═════ DATA FOR PROCESSING ═════
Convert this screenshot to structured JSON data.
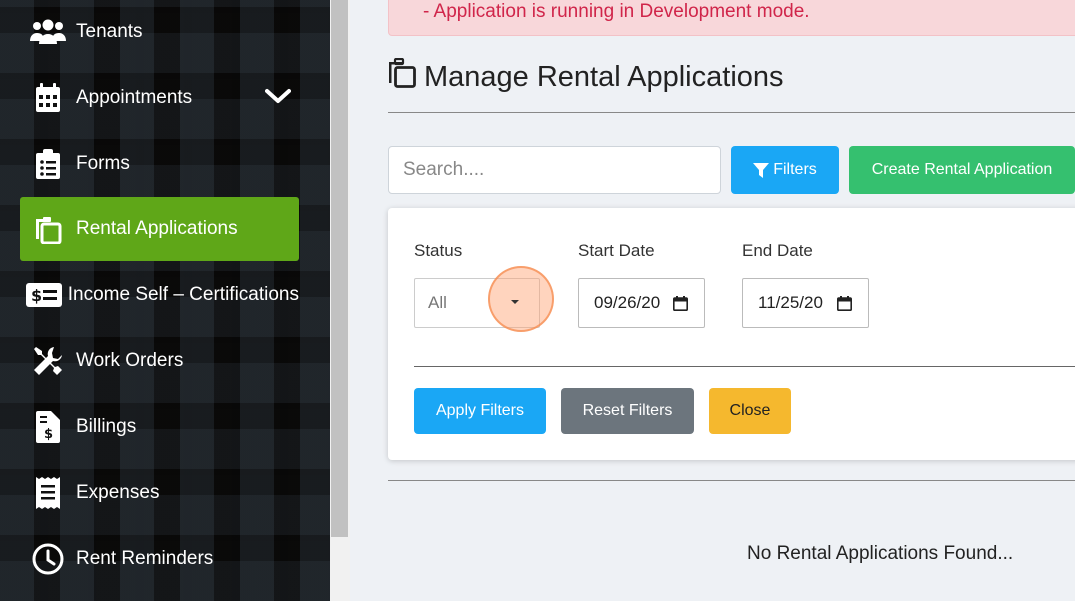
{
  "sidebar": {
    "items": [
      {
        "label": "Tenants",
        "icon": "users-icon"
      },
      {
        "label": "Appointments",
        "icon": "calendar-icon"
      },
      {
        "label": "Forms",
        "icon": "clipboard-list-icon"
      },
      {
        "label": "Rental Applications",
        "icon": "copy-icon",
        "active": true
      },
      {
        "label": "Income Self – Certifications",
        "icon": "money-check-icon"
      },
      {
        "label": "Work Orders",
        "icon": "tools-icon"
      },
      {
        "label": "Billings",
        "icon": "file-invoice-dollar-icon"
      },
      {
        "label": "Expenses",
        "icon": "receipt-icon"
      },
      {
        "label": "Rent Reminders",
        "icon": "clock-icon"
      }
    ]
  },
  "alert": {
    "text": "- Application is running in Development mode."
  },
  "page": {
    "title": "Manage Rental Applications"
  },
  "search": {
    "placeholder": "Search...."
  },
  "toolbar": {
    "filters_label": "Filters",
    "create_label": "Create Rental Application"
  },
  "filters": {
    "status_label": "Status",
    "status_value": "All",
    "start_label": "Start Date",
    "start_value": "09/26/20",
    "end_label": "End Date",
    "end_value": "11/25/20",
    "apply_label": "Apply Filters",
    "reset_label": "Reset Filters",
    "close_label": "Close"
  },
  "empty_message": "No Rental Applications Found...",
  "colors": {
    "active": "#5fa718",
    "primary": "#1aa7f5",
    "success": "#35c06f",
    "warning": "#f5b82e",
    "secondary": "#6c757d"
  }
}
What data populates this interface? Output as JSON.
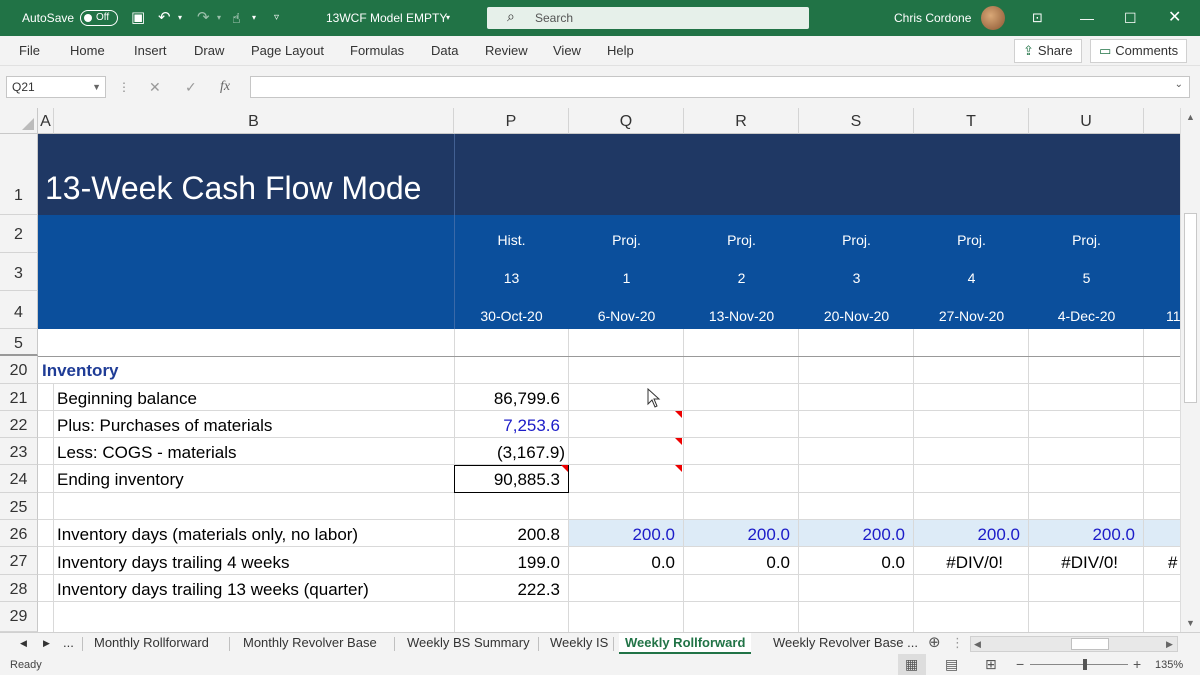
{
  "titlebar": {
    "autosave": "AutoSave",
    "toggle": "Off",
    "filename": "13WCF Model EMPTY",
    "search_placeholder": "Search",
    "user": "Chris Cordone"
  },
  "menu": [
    "File",
    "Home",
    "Insert",
    "Draw",
    "Page Layout",
    "Formulas",
    "Data",
    "Review",
    "View",
    "Help"
  ],
  "share": "Share",
  "comments": "Comments",
  "namebox": "Q21",
  "fx_label": "fx",
  "columns": [
    "A",
    "B",
    "P",
    "Q",
    "R",
    "S",
    "T",
    "U"
  ],
  "rows": [
    "1",
    "2",
    "3",
    "4",
    "5",
    "20",
    "21",
    "22",
    "23",
    "24",
    "25",
    "26",
    "27",
    "28",
    "29"
  ],
  "sheet_title": "13-Week Cash Flow Mode",
  "period_types": [
    "Hist.",
    "Proj.",
    "Proj.",
    "Proj.",
    "Proj.",
    "Proj."
  ],
  "week_numbers": [
    "13",
    "1",
    "2",
    "3",
    "4",
    "5"
  ],
  "dates": [
    "30-Oct-20",
    "6-Nov-20",
    "13-Nov-20",
    "20-Nov-20",
    "27-Nov-20",
    "4-Dec-20"
  ],
  "clipped_next": {
    "week_date": "11",
    "div": "#"
  },
  "section": "Inventory",
  "line_items": {
    "beginning": {
      "label": "Beginning balance",
      "p": "86,799.6"
    },
    "purchases": {
      "label": "Plus: Purchases of materials",
      "p": "7,253.6"
    },
    "cogs": {
      "label": "Less: COGS - materials",
      "p": "(3,167.9)"
    },
    "ending": {
      "label": "Ending inventory",
      "p": "90,885.3"
    },
    "inv_days": {
      "label": "Inventory days (materials only, no labor)",
      "values": [
        "200.8",
        "200.0",
        "200.0",
        "200.0",
        "200.0",
        "200.0"
      ]
    },
    "trailing4": {
      "label": "Inventory days trailing 4 weeks",
      "values": [
        "199.0",
        "0.0",
        "0.0",
        "0.0",
        "#DIV/0!",
        "#DIV/0!"
      ]
    },
    "trailing13": {
      "label": "Inventory days trailing 13 weeks (quarter)",
      "p": "222.3"
    }
  },
  "sheet_tabs": [
    "Monthly Rollforward",
    "Monthly Revolver Base",
    "Weekly BS Summary",
    "Weekly IS",
    "Weekly Rollforward",
    "Weekly Revolver Base ..."
  ],
  "active_tab": "Weekly Rollforward",
  "status": {
    "ready": "Ready",
    "zoom": "135%"
  },
  "colors": {
    "excel_green": "#217346",
    "title_band": "#1f3864",
    "header_band": "#0b4f9c",
    "input_blue": "#1c1cc8"
  }
}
═════
(WRITTEN PROBLEM)
Your task is to return the entries above exactly, with no pictures.

(RESULT)
Convert this screenshot to structured JSON data.
{
  "sidebar": {
    "items": [
      {
        "label": "Tenants",
        "icon": "users-icon"
      },
      {
        "label": "Appointments",
        "icon": "calendar-icon"
      },
      {
        "label": "Forms",
        "icon": "clipboard-list-icon"
      },
      {
        "label": "Rental Applications",
        "icon": "copy-icon",
        "active": true
      },
      {
        "label": "Income Self – Certifications",
        "icon": "money-check-icon"
      },
      {
        "label": "Work Orders",
        "icon": "tools-icon"
      },
      {
        "label": "Billings",
        "icon": "file-invoice-dollar-icon"
      },
      {
        "label": "Expenses",
        "icon": "receipt-icon"
      },
      {
        "label": "Rent Reminders",
        "icon": "clock-icon"
      }
    ]
  },
  "alert": {
    "text": "- Application is running in Development mode."
  },
  "page": {
    "title": "Manage Rental Applications"
  },
  "search": {
    "placeholder": "Search...."
  },
  "toolbar": {
    "filters_label": "Filters",
    "create_label": "Create Rental Application"
  },
  "filters": {
    "status_label": "Status",
    "status_value": "All",
    "start_label": "Start Date",
    "start_value": "09/26/20",
    "end_label": "End Date",
    "end_value": "11/25/20",
    "apply_label": "Apply Filters",
    "reset_label": "Reset Filters",
    "close_label": "Close"
  },
  "empty_message": "No Rental Applications Found...",
  "colors": {
    "active": "#5fa718",
    "primary": "#1aa7f5",
    "success": "#35c06f",
    "warning": "#f5b82e",
    "secondary": "#6c757d"
  }
}
What data populates this interface? Output as JSON.
{
  "titlebar": {
    "autosave": "AutoSave",
    "toggle": "Off",
    "filename": "13WCF Model EMPTY",
    "search_placeholder": "Search",
    "user": "Chris Cordone"
  },
  "menu": [
    "File",
    "Home",
    "Insert",
    "Draw",
    "Page Layout",
    "Formulas",
    "Data",
    "Review",
    "View",
    "Help"
  ],
  "share": "Share",
  "comments": "Comments",
  "namebox": "Q21",
  "fx_label": "fx",
  "columns": [
    "A",
    "B",
    "P",
    "Q",
    "R",
    "S",
    "T",
    "U"
  ],
  "rows": [
    "1",
    "2",
    "3",
    "4",
    "5",
    "20",
    "21",
    "22",
    "23",
    "24",
    "25",
    "26",
    "27",
    "28",
    "29"
  ],
  "sheet_title": "13-Week Cash Flow Mode",
  "period_types": [
    "Hist.",
    "Proj.",
    "Proj.",
    "Proj.",
    "Proj.",
    "Proj."
  ],
  "week_numbers": [
    "13",
    "1",
    "2",
    "3",
    "4",
    "5"
  ],
  "dates": [
    "30-Oct-20",
    "6-Nov-20",
    "13-Nov-20",
    "20-Nov-20",
    "27-Nov-20",
    "4-Dec-20"
  ],
  "clipped_next": {
    "week_date": "11",
    "div": "#"
  },
  "section": "Inventory",
  "line_items": {
    "beginning": {
      "label": "Beginning balance",
      "p": "86,799.6"
    },
    "purchases": {
      "label": "Plus: Purchases of materials",
      "p": "7,253.6"
    },
    "cogs": {
      "label": "Less: COGS - materials",
      "p": "(3,167.9)"
    },
    "ending": {
      "label": "Ending inventory",
      "p": "90,885.3"
    },
    "inv_days": {
      "label": "Inventory days (materials only, no labor)",
      "values": [
        "200.8",
        "200.0",
        "200.0",
        "200.0",
        "200.0",
        "200.0"
      ]
    },
    "trailing4": {
      "label": "Inventory days trailing 4 weeks",
      "values": [
        "199.0",
        "0.0",
        "0.0",
        "0.0",
        "#DIV/0!",
        "#DIV/0!"
      ]
    },
    "trailing13": {
      "label": "Inventory days trailing 13 weeks (quarter)",
      "p": "222.3"
    }
  },
  "sheet_tabs": [
    "Monthly Rollforward",
    "Monthly Revolver Base",
    "Weekly BS Summary",
    "Weekly IS",
    "Weekly Rollforward",
    "Weekly Revolver Base ..."
  ],
  "active_tab": "Weekly Rollforward",
  "status": {
    "ready": "Ready",
    "zoom": "135%"
  },
  "colors": {
    "excel_green": "#217346",
    "title_band": "#1f3864",
    "header_band": "#0b4f9c",
    "input_blue": "#1c1cc8"
  }
}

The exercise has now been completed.